• [TO DO]
Among the lines of these entries, how many hold the word "name"? State only the number.

• [MATERIAL FOR THIS EXERCISE]
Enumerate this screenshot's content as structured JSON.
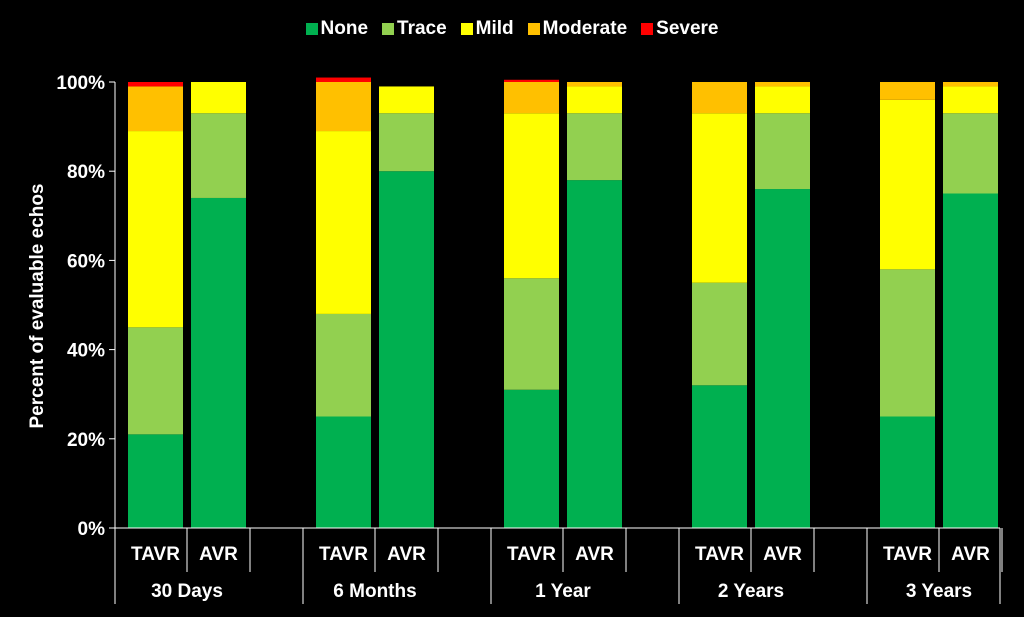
{
  "chart_data": {
    "type": "bar",
    "stacked": true,
    "title": "",
    "ylabel": "Percent of evaluable echos",
    "xlabel": "",
    "ylim": [
      0,
      100
    ],
    "y_ticks": [
      "0%",
      "20%",
      "40%",
      "60%",
      "80%",
      "100%"
    ],
    "legend_position": "top",
    "groups": [
      "30 Days",
      "6 Months",
      "1 Year",
      "2 Years",
      "3 Years"
    ],
    "categories": [
      "TAVR",
      "AVR",
      "TAVR",
      "AVR",
      "TAVR",
      "AVR",
      "TAVR",
      "AVR",
      "TAVR",
      "AVR"
    ],
    "series": [
      {
        "name": "None",
        "color": "#00b050",
        "values": [
          21,
          74,
          25,
          80,
          31,
          78,
          32,
          76,
          25,
          75
        ]
      },
      {
        "name": "Trace",
        "color": "#92d050",
        "values": [
          24,
          19,
          23,
          13,
          25,
          15,
          23,
          17,
          33,
          18
        ]
      },
      {
        "name": "Mild",
        "color": "#ffff00",
        "values": [
          44,
          7,
          41,
          6,
          37,
          6,
          38,
          6,
          38,
          6
        ]
      },
      {
        "name": "Moderate",
        "color": "#ffc000",
        "values": [
          10,
          0,
          11,
          0,
          7,
          1,
          7,
          1,
          4,
          1
        ]
      },
      {
        "name": "Severe",
        "color": "#ff0000",
        "values": [
          1,
          0,
          1,
          0,
          0.5,
          0,
          0,
          0,
          0,
          0
        ]
      }
    ]
  }
}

• [EXERCISE OUTPUT]
5